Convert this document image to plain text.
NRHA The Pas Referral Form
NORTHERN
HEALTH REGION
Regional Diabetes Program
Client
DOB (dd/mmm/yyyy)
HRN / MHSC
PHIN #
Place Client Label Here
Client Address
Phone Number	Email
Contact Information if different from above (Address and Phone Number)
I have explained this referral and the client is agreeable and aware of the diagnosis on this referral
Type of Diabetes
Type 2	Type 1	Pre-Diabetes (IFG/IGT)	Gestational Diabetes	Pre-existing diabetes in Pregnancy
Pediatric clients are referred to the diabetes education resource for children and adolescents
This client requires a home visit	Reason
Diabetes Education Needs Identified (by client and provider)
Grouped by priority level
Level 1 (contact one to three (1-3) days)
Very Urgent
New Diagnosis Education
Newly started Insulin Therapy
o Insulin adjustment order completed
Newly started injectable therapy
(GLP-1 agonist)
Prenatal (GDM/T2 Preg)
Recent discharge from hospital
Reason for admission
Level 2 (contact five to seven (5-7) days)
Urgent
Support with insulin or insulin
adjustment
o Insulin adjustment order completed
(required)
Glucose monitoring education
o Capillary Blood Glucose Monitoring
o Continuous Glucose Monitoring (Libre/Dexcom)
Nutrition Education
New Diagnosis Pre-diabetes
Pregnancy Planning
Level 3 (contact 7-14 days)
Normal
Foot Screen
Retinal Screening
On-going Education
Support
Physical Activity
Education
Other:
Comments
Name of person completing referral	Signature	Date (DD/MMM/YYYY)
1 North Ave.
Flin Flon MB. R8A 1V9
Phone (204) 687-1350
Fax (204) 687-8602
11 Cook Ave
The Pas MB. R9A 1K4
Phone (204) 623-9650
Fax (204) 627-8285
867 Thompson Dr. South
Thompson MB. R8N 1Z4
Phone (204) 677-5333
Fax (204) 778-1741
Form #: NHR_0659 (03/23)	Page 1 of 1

——

What you are asked to do – State how many lines include the string "Reason". Give no other information.

The reply – 2